>> Start Records for the exercise

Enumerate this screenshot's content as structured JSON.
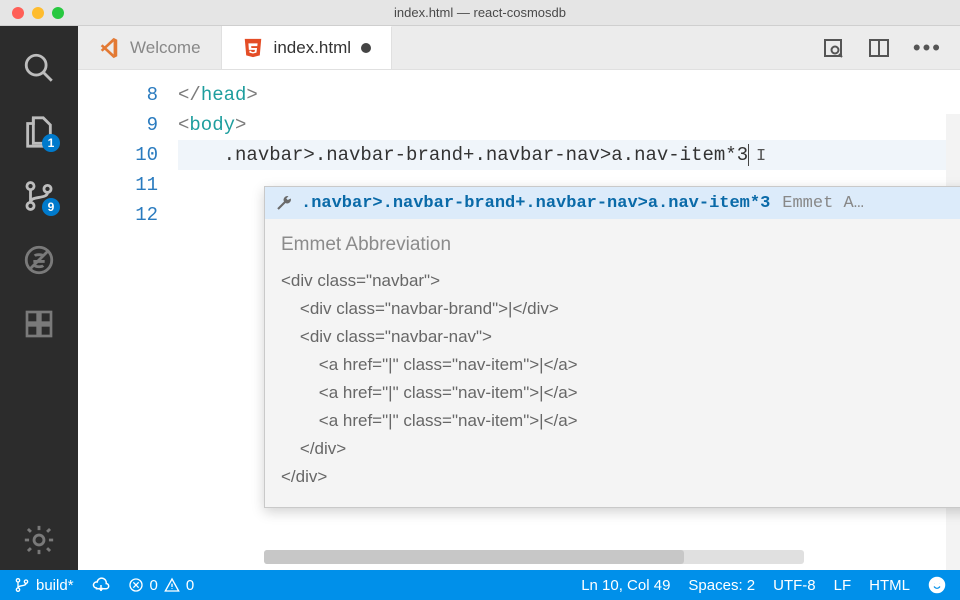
{
  "window": {
    "title": "index.html — react-cosmosdb"
  },
  "activity": {
    "badges": {
      "explorer": "1",
      "scm": "9"
    }
  },
  "tabs": {
    "welcome": "Welcome",
    "file": "index.html"
  },
  "gutter": {
    "l0": "8",
    "l1": "9",
    "l2": "10",
    "l3": "11",
    "l4": "12"
  },
  "code": {
    "line8a": "</",
    "line8b": "head",
    "line8c": ">",
    "line9a": "<",
    "line9b": "body",
    "line9c": ">",
    "line10": "    .navbar>.navbar-brand+.navbar-nav>a.nav-item*3"
  },
  "suggest": {
    "abbr": ".navbar>.navbar-brand+.navbar-nav>a.nav-item*3",
    "kind": "Emmet A…",
    "title": "Emmet Abbreviation",
    "preview": "<div class=\"navbar\">\n    <div class=\"navbar-brand\">|</div>\n    <div class=\"navbar-nav\">\n        <a href=\"|\" class=\"nav-item\">|</a>\n        <a href=\"|\" class=\"nav-item\">|</a>\n        <a href=\"|\" class=\"nav-item\">|</a>\n    </div>\n</div>"
  },
  "status": {
    "branch": "build*",
    "errors": "0",
    "warnings": "0",
    "cursor": "Ln 10, Col 49",
    "spaces": "Spaces: 2",
    "encoding": "UTF-8",
    "eol": "LF",
    "lang": "HTML"
  }
}
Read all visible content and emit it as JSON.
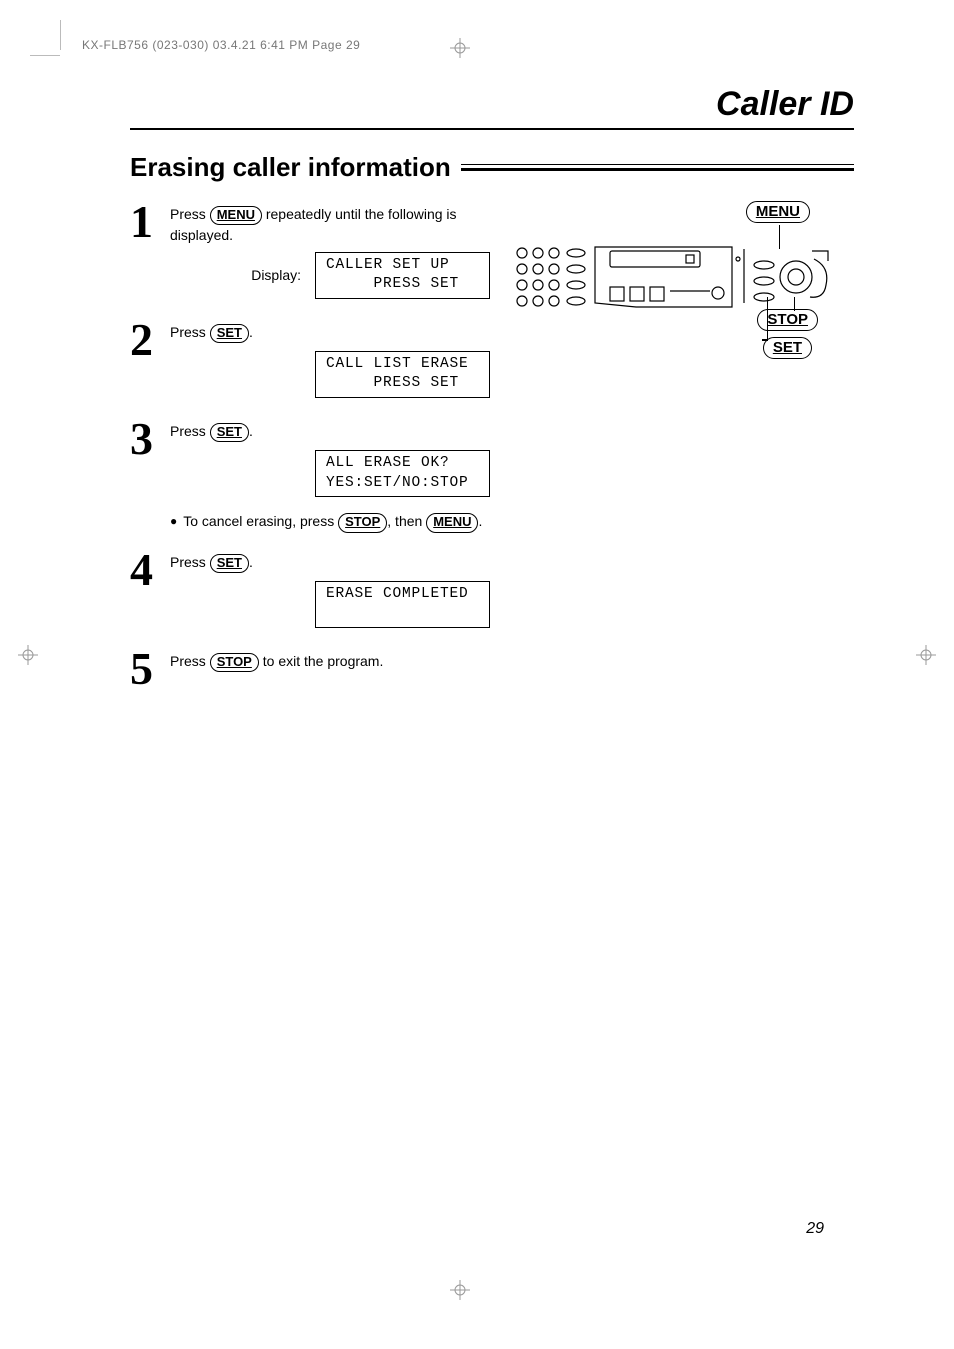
{
  "slug": "KX-FLB756 (023-030)  03.4.21  6:41 PM  Page 29",
  "chapter": "Caller ID",
  "section": "Erasing caller information",
  "keys": {
    "menu": "MENU",
    "set": "SET",
    "stop": "STOP"
  },
  "steps": {
    "s1": {
      "num": "1",
      "text_a": "Press ",
      "text_b": " repeatedly until the following is displayed.",
      "display_label": "Display:",
      "lcd": "CALLER SET UP\n     PRESS SET"
    },
    "s2": {
      "num": "2",
      "text_a": "Press ",
      "text_b": ".",
      "lcd": "CALL LIST ERASE\n     PRESS SET"
    },
    "s3": {
      "num": "3",
      "text_a": "Press ",
      "text_b": ".",
      "lcd": "ALL ERASE OK?\nYES:SET/NO:STOP",
      "bullet_a": "To cancel erasing, press ",
      "bullet_b": ", then ",
      "bullet_c": "."
    },
    "s4": {
      "num": "4",
      "text_a": "Press ",
      "text_b": ".",
      "lcd": "ERASE COMPLETED\n "
    },
    "s5": {
      "num": "5",
      "text_a": "Press ",
      "text_b": " to exit the program."
    }
  },
  "callouts": {
    "menu": "MENU",
    "stop": "STOP",
    "set": "SET"
  },
  "page_number": "29"
}
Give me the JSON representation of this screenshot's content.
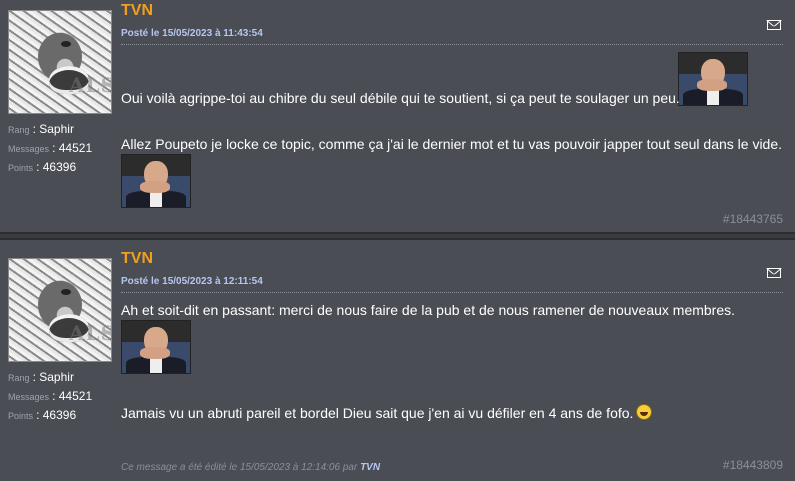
{
  "posts": [
    {
      "author": "TVN",
      "date": "Posté le 15/05/2023 à 11:43:54",
      "rank_label": "Rang",
      "rank_value": ": Saphir",
      "messages_label": "Messages",
      "messages_value": ": 44521",
      "points_label": "Points",
      "points_value": ": 46396",
      "paragraphs": [
        "Oui voilà agrippe-toi au chibre du seul débile qui te soutient, si ça peut te soulager un peu.",
        "Allez Poupeto je locke ce topic, comme ça j'ai le dernier mot et tu vas pouvoir japper tout seul dans le vide."
      ],
      "post_number": "#18443765"
    },
    {
      "author": "TVN",
      "date": "Posté le 15/05/2023 à 12:11:54",
      "rank_label": "Rang",
      "rank_value": ": Saphir",
      "messages_label": "Messages",
      "messages_value": ": 44521",
      "points_label": "Points",
      "points_value": ": 46396",
      "paragraphs": [
        "Ah et soit-dit en passant: merci de nous faire de la pub et de nous ramener de nouveaux membres.",
        "Jamais vu un abruti pareil et bordel Dieu sait que j'en ai vu défiler en 4 ans de fofo."
      ],
      "edit_prefix": "Ce message a été édité le 15/05/2023 à 12:14:06 par",
      "edit_user": "TVN",
      "post_number": "#18443809"
    }
  ],
  "icons": {
    "message": "envelope-icon",
    "avatar": "wolf-avatar",
    "smiley": "laughing-smiley",
    "emoji": "laughing-emoji"
  },
  "colors": {
    "author": "#f0a020",
    "date": "#b6c6f0",
    "background": "#4a4d54"
  }
}
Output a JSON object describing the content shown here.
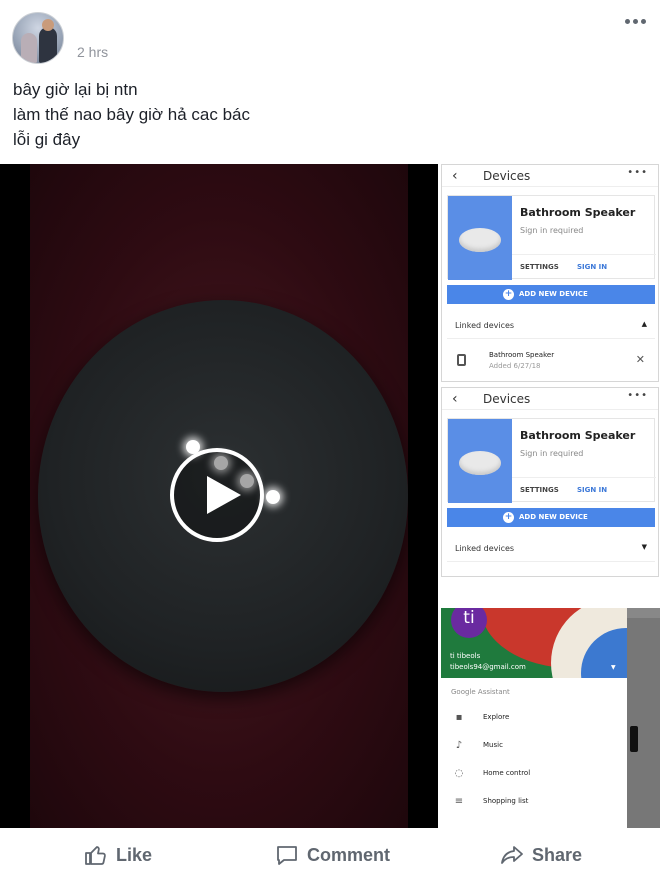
{
  "post": {
    "timestamp": "2 hrs",
    "text_lines": [
      "bây giờ lại bị ntn",
      "làm thế nao bây giờ hả cac bác",
      "lỗi gi đây"
    ],
    "more_icon": "ellipsis-icon"
  },
  "video": {
    "play_icon": "play-icon"
  },
  "screenshots": [
    {
      "header_title": "Devices",
      "device_name": "Bathroom Speaker",
      "device_status": "Sign in required",
      "settings_label": "SETTINGS",
      "signin_label": "SIGN IN",
      "add_device_label": "ADD NEW DEVICE",
      "linked_label": "Linked devices",
      "linked_device_name": "Bathroom Speaker",
      "linked_device_added": "Added 6/27/18"
    },
    {
      "header_title": "Devices",
      "device_name": "Bathroom Speaker",
      "device_status": "Sign in required",
      "settings_label": "SETTINGS",
      "signin_label": "SIGN IN",
      "add_device_label": "ADD NEW DEVICE",
      "linked_label": "Linked devices"
    }
  ],
  "assistant": {
    "avatar_letter": "ti",
    "account_name": "ti tibeols",
    "account_email": "tibeols94@gmail.com",
    "section_label": "Google Assistant",
    "menu": [
      "Explore",
      "Music",
      "Home control",
      "Shopping list"
    ]
  },
  "actions": {
    "like": "Like",
    "comment": "Comment",
    "share": "Share"
  }
}
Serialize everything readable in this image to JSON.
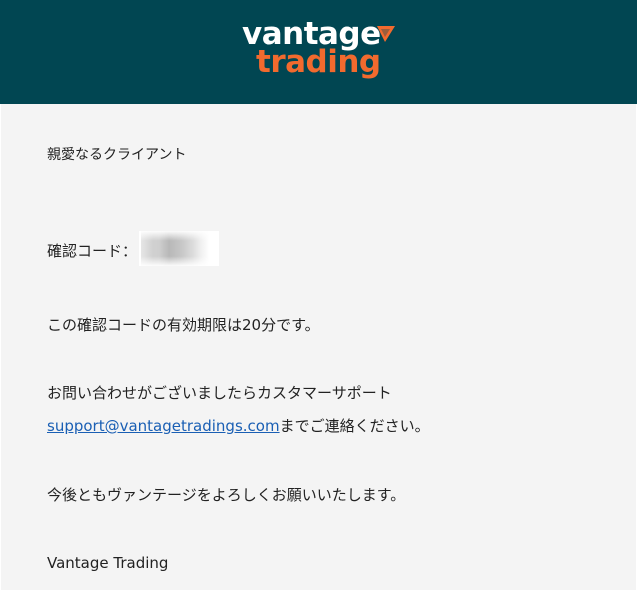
{
  "header": {
    "logo_word_top": "vantage",
    "logo_word_bottom": "trading",
    "background_color": "#014652",
    "accent_color": "#f26a2e"
  },
  "email": {
    "greeting": "親愛なるクライアント",
    "code_label": "確認コード：",
    "code_value_blurred": true,
    "validity_text": "この確認コードの有効期限は20分です。",
    "inquiry_line1": "お問い合わせがございましたらカスタマーサポート",
    "support_email": "support@vantagetradings.com",
    "inquiry_line2_suffix": "までご連絡ください。",
    "closing": "今後ともヴァンテージをよろしくお願いいたします。",
    "signature": "Vantage Trading"
  }
}
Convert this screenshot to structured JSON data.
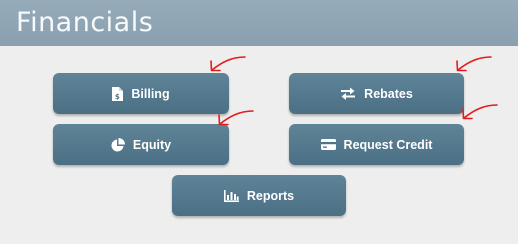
{
  "header": {
    "title": "Financials"
  },
  "tiles": {
    "billing": {
      "label": "Billing",
      "icon": "invoice-icon"
    },
    "rebates": {
      "label": "Rebates",
      "icon": "exchange-arrows-icon"
    },
    "equity": {
      "label": "Equity",
      "icon": "pie-chart-icon"
    },
    "request_credit": {
      "label": "Request Credit",
      "icon": "credit-card-icon"
    },
    "reports": {
      "label": "Reports",
      "icon": "bar-chart-icon"
    }
  },
  "colors": {
    "header_bg": "#8ea3b2",
    "tile_bg": "#557a8e",
    "annotation_arrow": "#e11d1d"
  }
}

>> End Records for the exercise

**Do this**
Images in the records should not be copied. Repeat all the rest exactly.

**Solution for this exercise**
Enumerate this screenshot's content as structured JSON.
{
  "window": {
    "title": "index.html — react-cosmosdb"
  },
  "activity": {
    "badges": {
      "explorer": "1",
      "scm": "9"
    }
  },
  "tabs": {
    "welcome": "Welcome",
    "file": "index.html"
  },
  "gutter": {
    "l0": "8",
    "l1": "9",
    "l2": "10",
    "l3": "11",
    "l4": "12"
  },
  "code": {
    "line8a": "</",
    "line8b": "head",
    "line8c": ">",
    "line9a": "<",
    "line9b": "body",
    "line9c": ">",
    "line10": "    .navbar>.navbar-brand+.navbar-nav>a.nav-item*3"
  },
  "suggest": {
    "abbr": ".navbar>.navbar-brand+.navbar-nav>a.nav-item*3",
    "kind": "Emmet A…",
    "title": "Emmet Abbreviation",
    "preview": "<div class=\"navbar\">\n    <div class=\"navbar-brand\">|</div>\n    <div class=\"navbar-nav\">\n        <a href=\"|\" class=\"nav-item\">|</a>\n        <a href=\"|\" class=\"nav-item\">|</a>\n        <a href=\"|\" class=\"nav-item\">|</a>\n    </div>\n</div>"
  },
  "status": {
    "branch": "build*",
    "errors": "0",
    "warnings": "0",
    "cursor": "Ln 10, Col 49",
    "spaces": "Spaces: 2",
    "encoding": "UTF-8",
    "eol": "LF",
    "lang": "HTML"
  }
}
Read all visible content and emit it as JSON.
{
  "slug": "KX-FLB756 (023-030)  03.4.21  6:41 PM  Page 29",
  "chapter": "Caller ID",
  "section": "Erasing caller information",
  "keys": {
    "menu": "MENU",
    "set": "SET",
    "stop": "STOP"
  },
  "steps": {
    "s1": {
      "num": "1",
      "text_a": "Press ",
      "text_b": " repeatedly until the following is displayed.",
      "display_label": "Display:",
      "lcd": "CALLER SET UP\n     PRESS SET"
    },
    "s2": {
      "num": "2",
      "text_a": "Press ",
      "text_b": ".",
      "lcd": "CALL LIST ERASE\n     PRESS SET"
    },
    "s3": {
      "num": "3",
      "text_a": "Press ",
      "text_b": ".",
      "lcd": "ALL ERASE OK?\nYES:SET/NO:STOP",
      "bullet_a": "To cancel erasing, press ",
      "bullet_b": ", then ",
      "bullet_c": "."
    },
    "s4": {
      "num": "4",
      "text_a": "Press ",
      "text_b": ".",
      "lcd": "ERASE COMPLETED\n "
    },
    "s5": {
      "num": "5",
      "text_a": "Press ",
      "text_b": " to exit the program."
    }
  },
  "callouts": {
    "menu": "MENU",
    "stop": "STOP",
    "set": "SET"
  },
  "page_number": "29"
}
Give me the JSON representation of this screenshot's content.
{
  "posts": [
    {
      "author": "TVN",
      "date": "Posté le 15/05/2023 à 11:43:54",
      "rank_label": "Rang",
      "rank_value": ": Saphir",
      "messages_label": "Messages",
      "messages_value": ": 44521",
      "points_label": "Points",
      "points_value": ": 46396",
      "paragraphs": [
        "Oui voilà agrippe-toi au chibre du seul débile qui te soutient, si ça peut te soulager un peu.",
        "Allez Poupeto je locke ce topic, comme ça j'ai le dernier mot et tu vas pouvoir japper tout seul dans le vide."
      ],
      "post_number": "#18443765"
    },
    {
      "author": "TVN",
      "date": "Posté le 15/05/2023 à 12:11:54",
      "rank_label": "Rang",
      "rank_value": ": Saphir",
      "messages_label": "Messages",
      "messages_value": ": 44521",
      "points_label": "Points",
      "points_value": ": 46396",
      "paragraphs": [
        "Ah et soit-dit en passant: merci de nous faire de la pub et de nous ramener de nouveaux membres.",
        "Jamais vu un abruti pareil et bordel Dieu sait que j'en ai vu défiler en 4 ans de fofo."
      ],
      "edit_prefix": "Ce message a été édité le 15/05/2023 à 12:14:06 par",
      "edit_user": "TVN",
      "post_number": "#18443809"
    }
  ],
  "icons": {
    "message": "envelope-icon",
    "avatar": "wolf-avatar",
    "smiley": "laughing-smiley",
    "emoji": "laughing-emoji"
  },
  "colors": {
    "author": "#f0a020",
    "date": "#b6c6f0",
    "background": "#4a4d54"
  }
}
Output a JSON object describing the content shown here.
{
  "post": {
    "timestamp": "2 hrs",
    "text_lines": [
      "bây giờ lại bị ntn",
      "làm thế nao bây giờ hả cac bác",
      "lỗi gi đây"
    ],
    "more_icon": "ellipsis-icon"
  },
  "video": {
    "play_icon": "play-icon"
  },
  "screenshots": [
    {
      "header_title": "Devices",
      "device_name": "Bathroom Speaker",
      "device_status": "Sign in required",
      "settings_label": "SETTINGS",
      "signin_label": "SIGN IN",
      "add_device_label": "ADD NEW DEVICE",
      "linked_label": "Linked devices",
      "linked_device_name": "Bathroom Speaker",
      "linked_device_added": "Added 6/27/18"
    },
    {
      "header_title": "Devices",
      "device_name": "Bathroom Speaker",
      "device_status": "Sign in required",
      "settings_label": "SETTINGS",
      "signin_label": "SIGN IN",
      "add_device_label": "ADD NEW DEVICE",
      "linked_label": "Linked devices"
    }
  ],
  "assistant": {
    "avatar_letter": "ti",
    "account_name": "ti tibeols",
    "account_email": "tibeols94@gmail.com",
    "section_label": "Google Assistant",
    "menu": [
      "Explore",
      "Music",
      "Home control",
      "Shopping list"
    ]
  },
  "actions": {
    "like": "Like",
    "comment": "Comment",
    "share": "Share"
  }
}
Serialize everything readable in this image to JSON.
{
  "header": {
    "logo_word_top": "vantage",
    "logo_word_bottom": "trading",
    "background_color": "#014652",
    "accent_color": "#f26a2e"
  },
  "email": {
    "greeting": "親愛なるクライアント",
    "code_label": "確認コード：",
    "code_value_blurred": true,
    "validity_text": "この確認コードの有効期限は20分です。",
    "inquiry_line1": "お問い合わせがございましたらカスタマーサポート",
    "support_email": "support@vantagetradings.com",
    "inquiry_line2_suffix": "までご連絡ください。",
    "closing": "今後ともヴァンテージをよろしくお願いいたします。",
    "signature": "Vantage Trading"
  }
}
Convert this screenshot to structured JSON data.
{
  "header": {
    "title": "Financials"
  },
  "tiles": {
    "billing": {
      "label": "Billing",
      "icon": "invoice-icon"
    },
    "rebates": {
      "label": "Rebates",
      "icon": "exchange-arrows-icon"
    },
    "equity": {
      "label": "Equity",
      "icon": "pie-chart-icon"
    },
    "request_credit": {
      "label": "Request Credit",
      "icon": "credit-card-icon"
    },
    "reports": {
      "label": "Reports",
      "icon": "bar-chart-icon"
    }
  },
  "colors": {
    "header_bg": "#8ea3b2",
    "tile_bg": "#557a8e",
    "annotation_arrow": "#e11d1d"
  }
}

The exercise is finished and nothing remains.